----- THE RECORDS
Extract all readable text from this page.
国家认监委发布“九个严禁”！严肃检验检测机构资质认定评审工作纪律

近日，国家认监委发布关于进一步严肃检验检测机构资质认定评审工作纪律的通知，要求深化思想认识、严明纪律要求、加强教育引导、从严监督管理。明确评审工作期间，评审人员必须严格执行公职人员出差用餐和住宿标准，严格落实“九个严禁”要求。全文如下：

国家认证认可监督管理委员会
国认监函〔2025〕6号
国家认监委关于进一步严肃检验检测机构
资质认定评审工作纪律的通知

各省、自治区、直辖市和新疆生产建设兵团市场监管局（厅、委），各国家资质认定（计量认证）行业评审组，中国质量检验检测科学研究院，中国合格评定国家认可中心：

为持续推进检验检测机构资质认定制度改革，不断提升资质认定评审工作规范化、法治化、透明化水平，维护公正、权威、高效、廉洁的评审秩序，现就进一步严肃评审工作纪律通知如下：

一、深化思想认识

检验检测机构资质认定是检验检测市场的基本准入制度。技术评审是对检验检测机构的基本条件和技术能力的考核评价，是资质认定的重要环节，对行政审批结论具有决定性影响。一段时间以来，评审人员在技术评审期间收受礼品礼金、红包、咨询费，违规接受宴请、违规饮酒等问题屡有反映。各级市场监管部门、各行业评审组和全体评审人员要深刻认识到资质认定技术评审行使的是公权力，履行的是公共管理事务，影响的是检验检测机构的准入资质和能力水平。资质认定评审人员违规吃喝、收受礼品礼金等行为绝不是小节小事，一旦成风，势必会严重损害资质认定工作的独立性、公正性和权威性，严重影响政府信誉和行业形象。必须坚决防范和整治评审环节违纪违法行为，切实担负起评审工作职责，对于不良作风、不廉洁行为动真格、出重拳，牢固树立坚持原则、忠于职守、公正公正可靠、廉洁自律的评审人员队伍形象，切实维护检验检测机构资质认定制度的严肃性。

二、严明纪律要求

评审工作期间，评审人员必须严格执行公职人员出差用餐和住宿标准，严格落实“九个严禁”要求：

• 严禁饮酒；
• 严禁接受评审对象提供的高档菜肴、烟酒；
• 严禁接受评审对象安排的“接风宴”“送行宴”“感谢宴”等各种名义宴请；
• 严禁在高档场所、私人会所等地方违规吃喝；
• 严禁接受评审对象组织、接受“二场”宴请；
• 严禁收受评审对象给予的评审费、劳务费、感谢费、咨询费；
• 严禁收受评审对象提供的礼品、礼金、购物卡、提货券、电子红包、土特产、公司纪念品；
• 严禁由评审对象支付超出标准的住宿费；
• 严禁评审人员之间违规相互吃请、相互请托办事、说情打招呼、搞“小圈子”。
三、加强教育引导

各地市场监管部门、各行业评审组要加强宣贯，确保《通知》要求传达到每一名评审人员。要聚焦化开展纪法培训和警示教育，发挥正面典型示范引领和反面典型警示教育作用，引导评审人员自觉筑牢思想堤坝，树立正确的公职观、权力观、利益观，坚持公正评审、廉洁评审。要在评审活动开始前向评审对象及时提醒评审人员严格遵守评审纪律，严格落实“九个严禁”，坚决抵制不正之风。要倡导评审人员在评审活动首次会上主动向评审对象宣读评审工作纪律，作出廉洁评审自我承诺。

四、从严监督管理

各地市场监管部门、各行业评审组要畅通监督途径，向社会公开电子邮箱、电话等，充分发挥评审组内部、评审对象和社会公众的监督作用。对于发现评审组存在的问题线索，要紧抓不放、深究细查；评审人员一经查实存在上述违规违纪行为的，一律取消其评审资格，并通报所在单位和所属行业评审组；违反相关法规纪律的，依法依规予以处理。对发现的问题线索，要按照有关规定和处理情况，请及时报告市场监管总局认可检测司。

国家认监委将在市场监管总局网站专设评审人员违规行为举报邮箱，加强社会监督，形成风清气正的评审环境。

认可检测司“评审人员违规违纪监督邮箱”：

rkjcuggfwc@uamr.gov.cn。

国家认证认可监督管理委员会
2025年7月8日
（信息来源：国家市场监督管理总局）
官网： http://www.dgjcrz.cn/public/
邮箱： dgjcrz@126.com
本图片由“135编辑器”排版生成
----------
SHORT PROBLEM >> Extract all of the data shown above and repeat it verbatim.

EXPECTED ANSWER >>
Extract all readable text from this page.
国家认监委发布“九个严禁”！严肃检验检测机构资质认定评审工作纪律

近日，国家认监委发布关于进一步严肃检验检测机构资质认定评审工作纪律的通知，要求深化思想认识、严明纪律要求、加强教育引导、从严监督管理。明确评审工作期间，评审人员必须严格执行公职人员出差用餐和住宿标准，严格落实“九个严禁”要求。全文如下：

国家认证认可监督管理委员会
国认监函〔2025〕6号
国家认监委关于进一步严肃检验检测机构
资质认定评审工作纪律的通知

各省、自治区、直辖市和新疆生产建设兵团市场监管局（厅、委），各国家资质认定（计量认证）行业评审组，中国质量检验检测科学研究院，中国合格评定国家认可中心：

为持续推进检验检测机构资质认定制度改革，不断提升资质认定评审工作规范化、法治化、透明化水平，维护公正、权威、高效、廉洁的评审秩序，现就进一步严肃评审工作纪律通知如下：

一、深化思想认识

检验检测机构资质认定是检验检测市场的基本准入制度。技术评审是对检验检测机构的基本条件和技术能力的考核评价，是资质认定的重要环节，对行政审批结论具有决定性影响。一段时间以来，评审人员在技术评审期间收受礼品礼金、红包、咨询费，违规接受宴请、违规饮酒等问题屡有反映。各级市场监管部门、各行业评审组和全体评审人员要深刻认识到资质认定技术评审行使的是公权力，履行的是公共管理事务，影响的是检验检测机构的准入资质和能力水平。资质认定评审人员违规吃喝、收受礼品礼金等行为绝不是小节小事，一旦成风，势必会严重损害资质认定工作的独立性、公正性和权威性，严重影响政府信誉和行业形象。必须坚决防范和整治评审环节违纪违法行为，切实担负起评审工作职责，对于不良作风、不廉洁行为动真格、出重拳，牢固树立坚持原则、忠于职守、公正公正可靠、廉洁自律的评审人员队伍形象，切实维护检验检测机构资质认定制度的严肃性。

二、严明纪律要求

评审工作期间，评审人员必须严格执行公职人员出差用餐和住宿标准，严格落实“九个严禁”要求：

• 严禁饮酒；
• 严禁接受评审对象提供的高档菜肴、烟酒；
• 严禁接受评审对象安排的“接风宴”“送行宴”“感谢宴”等各种名义宴请；
• 严禁在高档场所、私人会所等地方违规吃喝；
• 严禁接受评审对象组织、接受“二场”宴请；
• 严禁收受评审对象给予的评审费、劳务费、感谢费、咨询费；
• 严禁收受评审对象提供的礼品、礼金、购物卡、提货券、电子红包、土特产、公司纪念品；
• 严禁由评审对象支付超出标准的住宿费；
• 严禁评审人员之间违规相互吃请、相互请托办事、说情打招呼、搞“小圈子”。
三、加强教育引导

各地市场监管部门、各行业评审组要加强宣贯，确保《通知》要求传达到每一名评审人员。要聚焦化开展纪法培训和警示教育，发挥正面典型示范引领和反面典型警示教育作用，引导评审人员自觉筑牢思想堤坝，树立正确的公职观、权力观、利益观，坚持公正评审、廉洁评审。要在评审活动开始前向评审对象及时提醒评审人员严格遵守评审纪律，严格落实“九个严禁”，坚决抵制不正之风。要倡导评审人员在评审活动首次会上主动向评审对象宣读评审工作纪律，作出廉洁评审自我承诺。

四、从严监督管理

各地市场监管部门、各行业评审组要畅通监督途径，向社会公开电子邮箱、电话等，充分发挥评审组内部、评审对象和社会公众的监督作用。对于发现评审组存在的问题线索，要紧抓不放、深究细查；评审人员一经查实存在上述违规违纪行为的，一律取消其评审资格，并通报所在单位和所属行业评审组；违反相关法规纪律的，依法依规予以处理。对发现的问题线索，要按照有关规定和处理情况，请及时报告市场监管总局认可检测司。

国家认监委将在市场监管总局网站专设评审人员违规行为举报邮箱，加强社会监督，形成风清气正的评审环境。

认可检测司“评审人员违规违纪监督邮箱”：

rkjcuggfwc@uamr.gov.cn。

国家认证认可监督管理委员会
2025年7月8日
（信息来源：国家市场监督管理总局）
官网： http://www.dgjcrz.cn/public/
邮箱： dgjcrz@126.com
本图片由“135编辑器”排版生成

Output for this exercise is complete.